Required task: Images are not part of the copy; write out the rest of the data exactly as given.

──────── Extracted data ────────

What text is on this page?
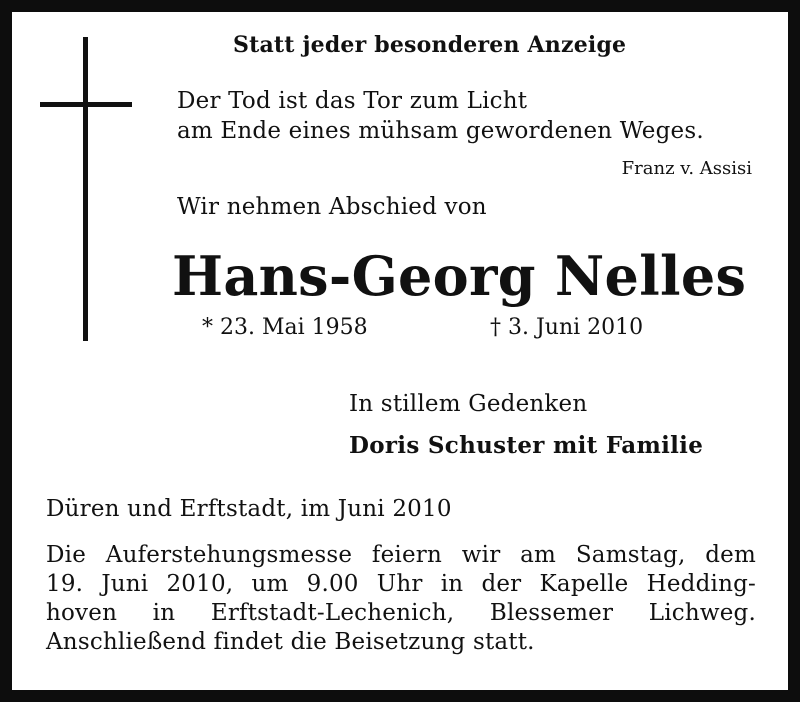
Statt jeder besonderen Anzeige
Der Tod ist das Tor zum Licht
am Ende eines mühsam gewordenen Weges.
Franz v. Assisi
Wir nehmen Abschied von
Hans-Georg Nelles
* 23. Mai 1958	† 3. Juni 2010
In stillem Gedenken
Doris Schuster mit Familie
Düren und Erftstadt, im Juni 2010
Die Auferstehungsmesse feiern wir am Samstag, dem
19. Juni 2010, um 9.00 Uhr in der Kapelle Hedding-
hoven in Erftstadt-Lechenich, Blessemer Lichweg.
Anschließend findet die Beisetzung statt.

────────

Answer for this exercise:
What text is on this page?
Statt jeder besonderen Anzeige
Der Tod ist das Tor zum Licht
am Ende eines mühsam gewordenen Weges.
Franz v. Assisi
Wir nehmen Abschied von
Hans-Georg Nelles
* 23. Mai 1958	† 3. Juni 2010
In stillem Gedenken
Doris Schuster mit Familie
Düren und Erftstadt, im Juni 2010
Die Auferstehungsmesse feiern wir am Samstag, dem
19. Juni 2010, um 9.00 Uhr in der Kapelle Hedding-
hoven in Erftstadt-Lechenich, Blessemer Lichweg.
Anschließend findet die Beisetzung statt.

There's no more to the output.